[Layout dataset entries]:
· · · ·

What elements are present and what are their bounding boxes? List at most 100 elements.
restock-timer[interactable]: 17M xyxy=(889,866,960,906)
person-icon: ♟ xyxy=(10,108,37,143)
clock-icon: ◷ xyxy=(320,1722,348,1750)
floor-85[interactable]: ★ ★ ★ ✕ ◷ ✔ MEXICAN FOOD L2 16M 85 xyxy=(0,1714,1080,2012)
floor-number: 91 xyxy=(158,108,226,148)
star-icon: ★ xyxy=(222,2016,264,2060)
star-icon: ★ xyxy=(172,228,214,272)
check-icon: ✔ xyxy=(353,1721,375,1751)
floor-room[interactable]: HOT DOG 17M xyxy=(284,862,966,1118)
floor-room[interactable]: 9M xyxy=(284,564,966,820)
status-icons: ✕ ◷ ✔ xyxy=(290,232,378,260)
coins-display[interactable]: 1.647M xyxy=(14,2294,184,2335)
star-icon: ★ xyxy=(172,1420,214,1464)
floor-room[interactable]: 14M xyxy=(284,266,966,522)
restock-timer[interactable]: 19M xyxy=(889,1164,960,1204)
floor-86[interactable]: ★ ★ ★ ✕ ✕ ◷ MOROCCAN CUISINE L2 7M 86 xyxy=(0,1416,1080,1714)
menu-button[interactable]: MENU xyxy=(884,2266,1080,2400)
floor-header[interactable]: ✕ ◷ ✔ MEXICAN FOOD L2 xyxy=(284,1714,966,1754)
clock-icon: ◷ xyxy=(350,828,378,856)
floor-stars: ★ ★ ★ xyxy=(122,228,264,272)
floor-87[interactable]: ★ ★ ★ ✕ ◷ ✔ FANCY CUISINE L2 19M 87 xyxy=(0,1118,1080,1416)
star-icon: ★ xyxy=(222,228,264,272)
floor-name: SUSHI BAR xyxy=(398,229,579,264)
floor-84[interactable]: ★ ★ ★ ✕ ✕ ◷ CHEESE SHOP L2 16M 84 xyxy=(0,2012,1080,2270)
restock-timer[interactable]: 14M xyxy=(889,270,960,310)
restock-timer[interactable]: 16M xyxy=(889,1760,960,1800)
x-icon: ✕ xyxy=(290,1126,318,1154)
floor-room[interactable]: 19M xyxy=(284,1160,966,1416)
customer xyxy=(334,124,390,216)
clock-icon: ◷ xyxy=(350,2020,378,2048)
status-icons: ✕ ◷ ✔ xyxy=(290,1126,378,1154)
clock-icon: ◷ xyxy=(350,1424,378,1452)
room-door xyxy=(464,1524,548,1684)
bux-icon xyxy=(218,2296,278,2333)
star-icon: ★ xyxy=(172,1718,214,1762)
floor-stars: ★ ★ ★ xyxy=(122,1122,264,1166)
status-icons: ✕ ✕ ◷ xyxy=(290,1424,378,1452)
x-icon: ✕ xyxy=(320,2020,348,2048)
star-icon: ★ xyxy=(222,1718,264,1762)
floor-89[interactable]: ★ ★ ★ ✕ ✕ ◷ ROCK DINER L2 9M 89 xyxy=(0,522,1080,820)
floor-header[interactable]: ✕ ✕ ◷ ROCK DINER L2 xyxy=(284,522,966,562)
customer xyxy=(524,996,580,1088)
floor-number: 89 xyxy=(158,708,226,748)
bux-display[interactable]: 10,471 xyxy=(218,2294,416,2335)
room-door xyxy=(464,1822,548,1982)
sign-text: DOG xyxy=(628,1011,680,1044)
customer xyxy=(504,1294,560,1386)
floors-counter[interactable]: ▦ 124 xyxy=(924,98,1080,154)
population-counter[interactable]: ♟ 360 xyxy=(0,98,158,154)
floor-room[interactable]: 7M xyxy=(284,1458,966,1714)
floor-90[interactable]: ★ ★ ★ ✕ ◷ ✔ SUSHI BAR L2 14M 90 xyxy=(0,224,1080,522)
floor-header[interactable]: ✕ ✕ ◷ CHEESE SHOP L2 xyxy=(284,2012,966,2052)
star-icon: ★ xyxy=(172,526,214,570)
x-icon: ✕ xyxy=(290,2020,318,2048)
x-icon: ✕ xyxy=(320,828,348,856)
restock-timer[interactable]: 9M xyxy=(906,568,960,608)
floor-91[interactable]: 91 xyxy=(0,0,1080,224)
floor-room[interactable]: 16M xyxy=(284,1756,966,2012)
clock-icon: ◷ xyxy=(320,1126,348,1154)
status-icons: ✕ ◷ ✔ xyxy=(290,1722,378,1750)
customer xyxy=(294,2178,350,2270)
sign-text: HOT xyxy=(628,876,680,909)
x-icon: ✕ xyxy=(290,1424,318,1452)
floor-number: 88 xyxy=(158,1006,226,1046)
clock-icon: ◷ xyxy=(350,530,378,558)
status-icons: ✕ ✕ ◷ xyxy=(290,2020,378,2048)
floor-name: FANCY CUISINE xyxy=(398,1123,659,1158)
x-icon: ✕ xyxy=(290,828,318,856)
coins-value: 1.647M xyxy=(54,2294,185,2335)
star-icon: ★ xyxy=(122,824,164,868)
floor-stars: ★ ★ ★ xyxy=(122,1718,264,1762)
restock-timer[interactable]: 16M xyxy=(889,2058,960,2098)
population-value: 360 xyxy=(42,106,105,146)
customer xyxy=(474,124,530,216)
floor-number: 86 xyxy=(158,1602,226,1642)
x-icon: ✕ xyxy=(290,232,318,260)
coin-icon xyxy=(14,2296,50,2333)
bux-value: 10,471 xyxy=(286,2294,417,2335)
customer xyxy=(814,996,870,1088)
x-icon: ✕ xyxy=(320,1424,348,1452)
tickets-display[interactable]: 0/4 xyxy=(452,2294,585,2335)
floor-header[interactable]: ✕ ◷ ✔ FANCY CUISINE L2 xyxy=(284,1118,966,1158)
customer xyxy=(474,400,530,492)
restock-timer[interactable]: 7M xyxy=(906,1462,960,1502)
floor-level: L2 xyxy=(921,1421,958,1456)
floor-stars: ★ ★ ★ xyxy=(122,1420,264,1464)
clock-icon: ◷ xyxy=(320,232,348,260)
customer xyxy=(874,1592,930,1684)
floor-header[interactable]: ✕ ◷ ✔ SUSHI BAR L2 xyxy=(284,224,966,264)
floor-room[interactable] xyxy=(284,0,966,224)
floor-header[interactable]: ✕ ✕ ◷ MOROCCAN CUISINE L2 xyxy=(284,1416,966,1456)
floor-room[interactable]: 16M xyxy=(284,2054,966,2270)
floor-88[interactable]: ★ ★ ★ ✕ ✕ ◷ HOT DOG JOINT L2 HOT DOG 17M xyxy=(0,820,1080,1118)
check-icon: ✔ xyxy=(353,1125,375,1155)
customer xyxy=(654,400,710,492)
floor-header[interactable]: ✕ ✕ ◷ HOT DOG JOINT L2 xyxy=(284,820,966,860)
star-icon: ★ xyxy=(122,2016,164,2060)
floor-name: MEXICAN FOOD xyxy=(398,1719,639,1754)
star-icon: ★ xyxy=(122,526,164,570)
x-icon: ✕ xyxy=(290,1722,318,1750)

· · · ·

[Exercise aim]:
Locate each line of the listing that contains the string "stars", treating uppercase and lowercase as different, and copy those lines.

[Full response]:
floor-stars: ★ ★ ★ xyxy=(122,228,264,272)
floor-stars: ★ ★ ★ xyxy=(122,1122,264,1166)
floor-stars: ★ ★ ★ xyxy=(122,1718,264,1762)
floor-stars: ★ ★ ★ xyxy=(122,1420,264,1464)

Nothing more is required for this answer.